— start Recorded information —

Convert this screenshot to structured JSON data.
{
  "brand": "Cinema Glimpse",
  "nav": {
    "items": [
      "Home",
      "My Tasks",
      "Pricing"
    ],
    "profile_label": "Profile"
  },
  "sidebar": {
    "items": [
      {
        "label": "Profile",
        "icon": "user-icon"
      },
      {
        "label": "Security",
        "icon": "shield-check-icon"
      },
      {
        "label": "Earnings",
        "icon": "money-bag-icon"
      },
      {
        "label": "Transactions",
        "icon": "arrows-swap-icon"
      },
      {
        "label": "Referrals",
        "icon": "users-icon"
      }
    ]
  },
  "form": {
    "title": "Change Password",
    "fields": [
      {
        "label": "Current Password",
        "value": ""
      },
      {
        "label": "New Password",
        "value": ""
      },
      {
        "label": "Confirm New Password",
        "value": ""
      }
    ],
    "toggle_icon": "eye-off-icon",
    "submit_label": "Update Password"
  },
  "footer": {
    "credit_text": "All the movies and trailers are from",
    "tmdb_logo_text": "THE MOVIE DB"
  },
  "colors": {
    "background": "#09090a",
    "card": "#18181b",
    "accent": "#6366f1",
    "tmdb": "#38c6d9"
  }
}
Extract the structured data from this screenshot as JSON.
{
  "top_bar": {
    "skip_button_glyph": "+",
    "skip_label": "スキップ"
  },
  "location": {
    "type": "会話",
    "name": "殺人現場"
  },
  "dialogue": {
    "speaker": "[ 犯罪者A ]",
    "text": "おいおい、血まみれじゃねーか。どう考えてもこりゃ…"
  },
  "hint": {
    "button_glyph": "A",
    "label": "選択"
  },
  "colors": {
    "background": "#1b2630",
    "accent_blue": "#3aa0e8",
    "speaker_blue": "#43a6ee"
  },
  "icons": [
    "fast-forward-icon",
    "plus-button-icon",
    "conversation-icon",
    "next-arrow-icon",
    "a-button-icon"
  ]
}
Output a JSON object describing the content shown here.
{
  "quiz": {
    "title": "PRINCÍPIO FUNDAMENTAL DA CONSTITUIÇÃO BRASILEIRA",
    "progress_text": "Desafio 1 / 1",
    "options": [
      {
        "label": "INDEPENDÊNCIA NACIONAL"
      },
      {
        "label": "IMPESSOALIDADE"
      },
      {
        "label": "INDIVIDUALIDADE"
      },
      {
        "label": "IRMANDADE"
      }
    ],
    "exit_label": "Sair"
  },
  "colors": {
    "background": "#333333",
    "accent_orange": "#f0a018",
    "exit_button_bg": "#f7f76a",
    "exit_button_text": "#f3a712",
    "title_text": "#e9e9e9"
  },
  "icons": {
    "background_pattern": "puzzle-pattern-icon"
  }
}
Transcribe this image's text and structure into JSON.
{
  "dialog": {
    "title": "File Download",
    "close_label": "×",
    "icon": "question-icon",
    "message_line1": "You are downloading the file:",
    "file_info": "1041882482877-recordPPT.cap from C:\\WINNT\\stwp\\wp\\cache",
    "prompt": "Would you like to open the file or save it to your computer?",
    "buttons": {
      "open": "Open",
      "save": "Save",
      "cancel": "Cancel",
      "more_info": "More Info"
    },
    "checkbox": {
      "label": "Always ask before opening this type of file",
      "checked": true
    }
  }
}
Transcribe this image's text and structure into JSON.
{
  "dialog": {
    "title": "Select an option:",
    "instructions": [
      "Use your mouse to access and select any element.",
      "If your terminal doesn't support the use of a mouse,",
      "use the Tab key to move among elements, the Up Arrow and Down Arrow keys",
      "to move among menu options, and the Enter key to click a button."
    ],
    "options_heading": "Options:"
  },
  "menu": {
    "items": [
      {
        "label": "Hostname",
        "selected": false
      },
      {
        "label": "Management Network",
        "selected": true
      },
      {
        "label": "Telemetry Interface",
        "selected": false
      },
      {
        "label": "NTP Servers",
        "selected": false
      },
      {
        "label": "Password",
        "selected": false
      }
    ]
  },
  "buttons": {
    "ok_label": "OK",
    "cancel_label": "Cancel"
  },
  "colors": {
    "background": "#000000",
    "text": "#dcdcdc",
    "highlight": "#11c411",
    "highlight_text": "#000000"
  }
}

— end Recorded information —

Your task is to retype all the records above with nothing left out.

#### Reply:
Convert this screenshot to structured JSON data.
{
  "brand": "Cinema Glimpse",
  "nav": {
    "items": [
      "Home",
      "My Tasks",
      "Pricing"
    ],
    "profile_label": "Profile"
  },
  "sidebar": {
    "items": [
      {
        "label": "Profile",
        "icon": "user-icon"
      },
      {
        "label": "Security",
        "icon": "shield-check-icon"
      },
      {
        "label": "Earnings",
        "icon": "money-bag-icon"
      },
      {
        "label": "Transactions",
        "icon": "arrows-swap-icon"
      },
      {
        "label": "Referrals",
        "icon": "users-icon"
      }
    ]
  },
  "form": {
    "title": "Change Password",
    "fields": [
      {
        "label": "Current Password",
        "value": ""
      },
      {
        "label": "New Password",
        "value": ""
      },
      {
        "label": "Confirm New Password",
        "value": ""
      }
    ],
    "toggle_icon": "eye-off-icon",
    "submit_label": "Update Password"
  },
  "footer": {
    "credit_text": "All the movies and trailers are from",
    "tmdb_logo_text": "THE MOVIE DB"
  },
  "colors": {
    "background": "#09090a",
    "card": "#18181b",
    "accent": "#6366f1",
    "tmdb": "#38c6d9"
  }
}
Extract the structured data from this screenshot as JSON.
{
  "top_bar": {
    "skip_button_glyph": "+",
    "skip_label": "スキップ"
  },
  "location": {
    "type": "会話",
    "name": "殺人現場"
  },
  "dialogue": {
    "speaker": "[ 犯罪者A ]",
    "text": "おいおい、血まみれじゃねーか。どう考えてもこりゃ…"
  },
  "hint": {
    "button_glyph": "A",
    "label": "選択"
  },
  "colors": {
    "background": "#1b2630",
    "accent_blue": "#3aa0e8",
    "speaker_blue": "#43a6ee"
  },
  "icons": [
    "fast-forward-icon",
    "plus-button-icon",
    "conversation-icon",
    "next-arrow-icon",
    "a-button-icon"
  ]
}
Output a JSON object describing the content shown here.
{
  "quiz": {
    "title": "PRINCÍPIO FUNDAMENTAL DA CONSTITUIÇÃO BRASILEIRA",
    "progress_text": "Desafio 1 / 1",
    "options": [
      {
        "label": "INDEPENDÊNCIA NACIONAL"
      },
      {
        "label": "IMPESSOALIDADE"
      },
      {
        "label": "INDIVIDUALIDADE"
      },
      {
        "label": "IRMANDADE"
      }
    ],
    "exit_label": "Sair"
  },
  "colors": {
    "background": "#333333",
    "accent_orange": "#f0a018",
    "exit_button_bg": "#f7f76a",
    "exit_button_text": "#f3a712",
    "title_text": "#e9e9e9"
  },
  "icons": {
    "background_pattern": "puzzle-pattern-icon"
  }
}
Transcribe this image's text and structure into JSON.
{
  "dialog": {
    "title": "File Download",
    "close_label": "×",
    "icon": "question-icon",
    "message_line1": "You are downloading the file:",
    "file_info": "1041882482877-recordPPT.cap from C:\\WINNT\\stwp\\wp\\cache",
    "prompt": "Would you like to open the file or save it to your computer?",
    "buttons": {
      "open": "Open",
      "save": "Save",
      "cancel": "Cancel",
      "more_info": "More Info"
    },
    "checkbox": {
      "label": "Always ask before opening this type of file",
      "checked": true
    }
  }
}
Transcribe this image's text and structure into JSON.
{
  "dialog": {
    "title": "Select an option:",
    "instructions": [
      "Use your mouse to access and select any element.",
      "If your terminal doesn't support the use of a mouse,",
      "use the Tab key to move among elements, the Up Arrow and Down Arrow keys",
      "to move among menu options, and the Enter key to click a button."
    ],
    "options_heading": "Options:"
  },
  "menu": {
    "items": [
      {
        "label": "Hostname",
        "selected": false
      },
      {
        "label": "Management Network",
        "selected": true
      },
      {
        "label": "Telemetry Interface",
        "selected": false
      },
      {
        "label": "NTP Servers",
        "selected": false
      },
      {
        "label": "Password",
        "selected": false
      }
    ]
  },
  "buttons": {
    "ok_label": "OK",
    "cancel_label": "Cancel"
  },
  "colors": {
    "background": "#000000",
    "text": "#dcdcdc",
    "highlight": "#11c411",
    "highlight_text": "#000000"
  }
}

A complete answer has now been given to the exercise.